• Task input:
<<<<

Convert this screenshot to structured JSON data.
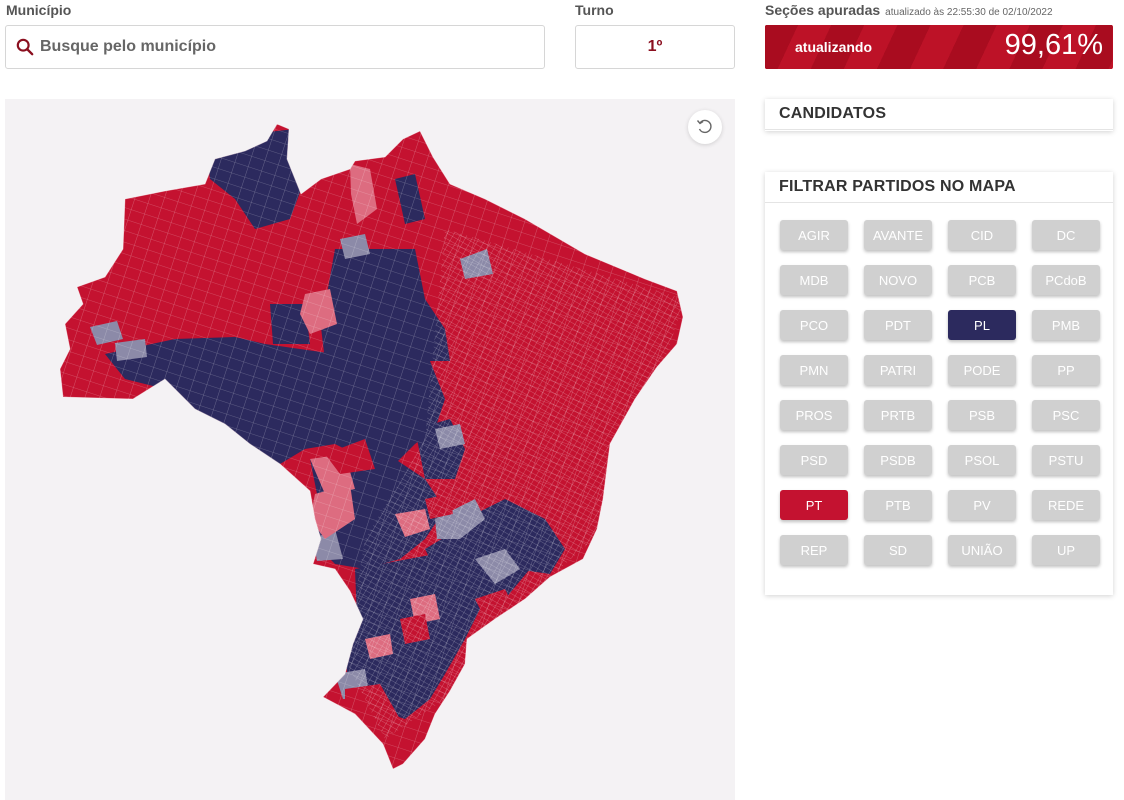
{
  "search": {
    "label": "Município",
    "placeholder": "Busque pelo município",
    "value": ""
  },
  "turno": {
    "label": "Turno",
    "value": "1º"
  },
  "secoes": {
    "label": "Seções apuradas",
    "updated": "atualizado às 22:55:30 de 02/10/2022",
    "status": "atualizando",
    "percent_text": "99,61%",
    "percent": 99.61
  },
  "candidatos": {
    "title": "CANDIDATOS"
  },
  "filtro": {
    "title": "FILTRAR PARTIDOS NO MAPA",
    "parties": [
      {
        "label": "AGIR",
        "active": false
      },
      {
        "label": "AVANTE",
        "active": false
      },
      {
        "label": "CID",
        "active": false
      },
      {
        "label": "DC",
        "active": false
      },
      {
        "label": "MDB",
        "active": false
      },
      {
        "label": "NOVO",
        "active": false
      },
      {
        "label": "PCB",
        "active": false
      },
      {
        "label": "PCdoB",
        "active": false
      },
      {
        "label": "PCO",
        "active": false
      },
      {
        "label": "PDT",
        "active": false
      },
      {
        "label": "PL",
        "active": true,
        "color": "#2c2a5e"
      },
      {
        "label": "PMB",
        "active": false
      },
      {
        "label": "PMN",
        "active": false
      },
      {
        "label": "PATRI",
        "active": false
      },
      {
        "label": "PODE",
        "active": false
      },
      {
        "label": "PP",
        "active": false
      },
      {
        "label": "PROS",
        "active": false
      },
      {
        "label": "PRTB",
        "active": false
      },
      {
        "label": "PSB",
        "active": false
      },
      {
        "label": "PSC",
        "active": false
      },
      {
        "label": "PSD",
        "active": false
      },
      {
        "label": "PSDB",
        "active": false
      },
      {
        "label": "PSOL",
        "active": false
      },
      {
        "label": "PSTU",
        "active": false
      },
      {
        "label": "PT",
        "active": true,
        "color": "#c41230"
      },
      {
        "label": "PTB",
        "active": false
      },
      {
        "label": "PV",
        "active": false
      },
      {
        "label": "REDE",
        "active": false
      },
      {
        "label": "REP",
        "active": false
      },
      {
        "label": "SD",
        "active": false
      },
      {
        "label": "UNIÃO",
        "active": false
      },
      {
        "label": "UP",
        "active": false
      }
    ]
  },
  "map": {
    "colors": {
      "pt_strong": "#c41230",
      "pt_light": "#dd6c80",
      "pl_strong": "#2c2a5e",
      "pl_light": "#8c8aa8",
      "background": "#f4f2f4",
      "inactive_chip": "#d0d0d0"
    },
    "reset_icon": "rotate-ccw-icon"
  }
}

>>>>

• Stated task: Drop the images and quote the entries word for word.

• Completed exercise:
Convert this screenshot to structured JSON data.
{
  "search": {
    "label": "Município",
    "placeholder": "Busque pelo município",
    "value": ""
  },
  "turno": {
    "label": "Turno",
    "value": "1º"
  },
  "secoes": {
    "label": "Seções apuradas",
    "updated": "atualizado às 22:55:30 de 02/10/2022",
    "status": "atualizando",
    "percent_text": "99,61%",
    "percent": 99.61
  },
  "candidatos": {
    "title": "CANDIDATOS"
  },
  "filtro": {
    "title": "FILTRAR PARTIDOS NO MAPA",
    "parties": [
      {
        "label": "AGIR",
        "active": false
      },
      {
        "label": "AVANTE",
        "active": false
      },
      {
        "label": "CID",
        "active": false
      },
      {
        "label": "DC",
        "active": false
      },
      {
        "label": "MDB",
        "active": false
      },
      {
        "label": "NOVO",
        "active": false
      },
      {
        "label": "PCB",
        "active": false
      },
      {
        "label": "PCdoB",
        "active": false
      },
      {
        "label": "PCO",
        "active": false
      },
      {
        "label": "PDT",
        "active": false
      },
      {
        "label": "PL",
        "active": true,
        "color": "#2c2a5e"
      },
      {
        "label": "PMB",
        "active": false
      },
      {
        "label": "PMN",
        "active": false
      },
      {
        "label": "PATRI",
        "active": false
      },
      {
        "label": "PODE",
        "active": false
      },
      {
        "label": "PP",
        "active": false
      },
      {
        "label": "PROS",
        "active": false
      },
      {
        "label": "PRTB",
        "active": false
      },
      {
        "label": "PSB",
        "active": false
      },
      {
        "label": "PSC",
        "active": false
      },
      {
        "label": "PSD",
        "active": false
      },
      {
        "label": "PSDB",
        "active": false
      },
      {
        "label": "PSOL",
        "active": false
      },
      {
        "label": "PSTU",
        "active": false
      },
      {
        "label": "PT",
        "active": true,
        "color": "#c41230"
      },
      {
        "label": "PTB",
        "active": false
      },
      {
        "label": "PV",
        "active": false
      },
      {
        "label": "REDE",
        "active": false
      },
      {
        "label": "REP",
        "active": false
      },
      {
        "label": "SD",
        "active": false
      },
      {
        "label": "UNIÃO",
        "active": false
      },
      {
        "label": "UP",
        "active": false
      }
    ]
  },
  "map": {
    "colors": {
      "pt_strong": "#c41230",
      "pt_light": "#dd6c80",
      "pl_strong": "#2c2a5e",
      "pl_light": "#8c8aa8",
      "background": "#f4f2f4",
      "inactive_chip": "#d0d0d0"
    },
    "reset_icon": "rotate-ccw-icon"
  }
}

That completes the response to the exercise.